** Exercise aim **
Scan the lines and state how many carry "bytes". Leave out everything but the number.

** Raw records **
-=-=-
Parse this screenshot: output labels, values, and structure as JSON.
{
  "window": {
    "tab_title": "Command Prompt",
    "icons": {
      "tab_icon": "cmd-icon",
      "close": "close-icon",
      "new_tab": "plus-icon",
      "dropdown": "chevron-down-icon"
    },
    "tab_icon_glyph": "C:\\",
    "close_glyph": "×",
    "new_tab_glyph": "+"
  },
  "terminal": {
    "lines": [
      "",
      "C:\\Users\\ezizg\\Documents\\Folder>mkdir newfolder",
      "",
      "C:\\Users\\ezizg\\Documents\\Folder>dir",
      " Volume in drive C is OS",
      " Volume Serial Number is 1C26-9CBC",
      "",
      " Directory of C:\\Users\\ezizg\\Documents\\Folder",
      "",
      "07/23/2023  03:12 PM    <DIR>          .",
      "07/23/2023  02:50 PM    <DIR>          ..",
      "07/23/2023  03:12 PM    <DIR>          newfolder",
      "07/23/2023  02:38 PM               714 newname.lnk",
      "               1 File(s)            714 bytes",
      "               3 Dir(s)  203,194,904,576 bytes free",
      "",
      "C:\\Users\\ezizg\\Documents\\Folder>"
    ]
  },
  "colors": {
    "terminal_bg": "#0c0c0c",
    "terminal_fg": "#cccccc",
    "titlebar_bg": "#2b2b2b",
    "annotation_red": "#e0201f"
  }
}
-=-=-
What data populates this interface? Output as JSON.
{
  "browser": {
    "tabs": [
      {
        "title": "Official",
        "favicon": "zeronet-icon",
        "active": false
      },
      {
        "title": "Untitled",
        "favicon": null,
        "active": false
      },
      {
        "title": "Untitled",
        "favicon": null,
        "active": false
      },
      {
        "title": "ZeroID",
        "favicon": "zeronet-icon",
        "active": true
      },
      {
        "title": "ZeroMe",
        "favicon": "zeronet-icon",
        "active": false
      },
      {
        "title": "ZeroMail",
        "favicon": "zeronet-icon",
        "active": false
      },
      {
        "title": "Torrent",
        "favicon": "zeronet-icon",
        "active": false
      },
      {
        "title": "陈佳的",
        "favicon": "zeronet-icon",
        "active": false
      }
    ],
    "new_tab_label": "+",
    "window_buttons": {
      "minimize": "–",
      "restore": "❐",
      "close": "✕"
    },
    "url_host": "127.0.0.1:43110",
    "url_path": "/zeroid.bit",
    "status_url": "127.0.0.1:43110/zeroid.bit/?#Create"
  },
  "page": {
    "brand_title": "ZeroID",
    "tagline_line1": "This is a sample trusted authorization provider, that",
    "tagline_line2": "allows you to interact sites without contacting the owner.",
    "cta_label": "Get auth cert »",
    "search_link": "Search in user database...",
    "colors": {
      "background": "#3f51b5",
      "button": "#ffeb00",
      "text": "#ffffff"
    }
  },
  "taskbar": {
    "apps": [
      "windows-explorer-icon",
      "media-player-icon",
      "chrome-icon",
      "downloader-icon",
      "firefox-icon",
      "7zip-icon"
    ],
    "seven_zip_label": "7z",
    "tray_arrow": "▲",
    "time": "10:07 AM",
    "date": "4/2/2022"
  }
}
-=-=-
** The answer **
2